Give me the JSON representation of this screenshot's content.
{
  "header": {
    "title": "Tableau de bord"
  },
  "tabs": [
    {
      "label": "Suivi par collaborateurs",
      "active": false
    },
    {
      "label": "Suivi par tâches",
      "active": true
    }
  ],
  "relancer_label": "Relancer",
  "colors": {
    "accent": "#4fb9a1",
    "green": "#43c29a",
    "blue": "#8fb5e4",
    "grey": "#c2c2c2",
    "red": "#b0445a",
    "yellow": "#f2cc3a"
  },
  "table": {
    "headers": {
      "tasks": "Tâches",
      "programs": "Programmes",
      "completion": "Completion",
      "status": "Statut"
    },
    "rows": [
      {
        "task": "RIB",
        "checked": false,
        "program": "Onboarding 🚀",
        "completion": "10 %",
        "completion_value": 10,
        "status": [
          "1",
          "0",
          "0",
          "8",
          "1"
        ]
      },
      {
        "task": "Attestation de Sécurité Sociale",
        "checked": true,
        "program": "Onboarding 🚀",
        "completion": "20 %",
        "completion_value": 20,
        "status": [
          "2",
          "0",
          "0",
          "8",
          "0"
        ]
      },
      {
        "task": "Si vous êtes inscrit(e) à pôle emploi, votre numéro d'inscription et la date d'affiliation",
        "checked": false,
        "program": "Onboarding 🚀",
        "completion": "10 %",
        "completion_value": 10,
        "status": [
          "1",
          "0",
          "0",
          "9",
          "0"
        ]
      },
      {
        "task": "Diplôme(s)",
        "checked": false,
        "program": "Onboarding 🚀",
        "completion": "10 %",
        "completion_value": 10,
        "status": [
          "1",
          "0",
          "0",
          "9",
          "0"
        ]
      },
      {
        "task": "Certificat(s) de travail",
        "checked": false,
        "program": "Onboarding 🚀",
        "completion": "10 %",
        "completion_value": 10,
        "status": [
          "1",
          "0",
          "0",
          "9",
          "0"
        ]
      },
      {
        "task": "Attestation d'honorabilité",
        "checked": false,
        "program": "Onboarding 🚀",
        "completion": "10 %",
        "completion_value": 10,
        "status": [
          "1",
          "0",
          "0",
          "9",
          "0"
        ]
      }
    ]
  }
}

┄┄┄┄┄┄

**STATED PROBLEM:**
Make a verbatim copy of every entry shown above.

**THE SOLUTION:**
Give me the JSON representation of this screenshot's content.
{
  "header": {
    "title": "Tableau de bord"
  },
  "tabs": [
    {
      "label": "Suivi par collaborateurs",
      "active": false
    },
    {
      "label": "Suivi par tâches",
      "active": true
    }
  ],
  "relancer_label": "Relancer",
  "colors": {
    "accent": "#4fb9a1",
    "green": "#43c29a",
    "blue": "#8fb5e4",
    "grey": "#c2c2c2",
    "red": "#b0445a",
    "yellow": "#f2cc3a"
  },
  "table": {
    "headers": {
      "tasks": "Tâches",
      "programs": "Programmes",
      "completion": "Completion",
      "status": "Statut"
    },
    "rows": [
      {
        "task": "RIB",
        "checked": false,
        "program": "Onboarding 🚀",
        "completion": "10 %",
        "completion_value": 10,
        "status": [
          "1",
          "0",
          "0",
          "8",
          "1"
        ]
      },
      {
        "task": "Attestation de Sécurité Sociale",
        "checked": true,
        "program": "Onboarding 🚀",
        "completion": "20 %",
        "completion_value": 20,
        "status": [
          "2",
          "0",
          "0",
          "8",
          "0"
        ]
      },
      {
        "task": "Si vous êtes inscrit(e) à pôle emploi, votre numéro d'inscription et la date d'affiliation",
        "checked": false,
        "program": "Onboarding 🚀",
        "completion": "10 %",
        "completion_value": 10,
        "status": [
          "1",
          "0",
          "0",
          "9",
          "0"
        ]
      },
      {
        "task": "Diplôme(s)",
        "checked": false,
        "program": "Onboarding 🚀",
        "completion": "10 %",
        "completion_value": 10,
        "status": [
          "1",
          "0",
          "0",
          "9",
          "0"
        ]
      },
      {
        "task": "Certificat(s) de travail",
        "checked": false,
        "program": "Onboarding 🚀",
        "completion": "10 %",
        "completion_value": 10,
        "status": [
          "1",
          "0",
          "0",
          "9",
          "0"
        ]
      },
      {
        "task": "Attestation d'honorabilité",
        "checked": false,
        "program": "Onboarding 🚀",
        "completion": "10 %",
        "completion_value": 10,
        "status": [
          "1",
          "0",
          "0",
          "9",
          "0"
        ]
      }
    ]
  }
}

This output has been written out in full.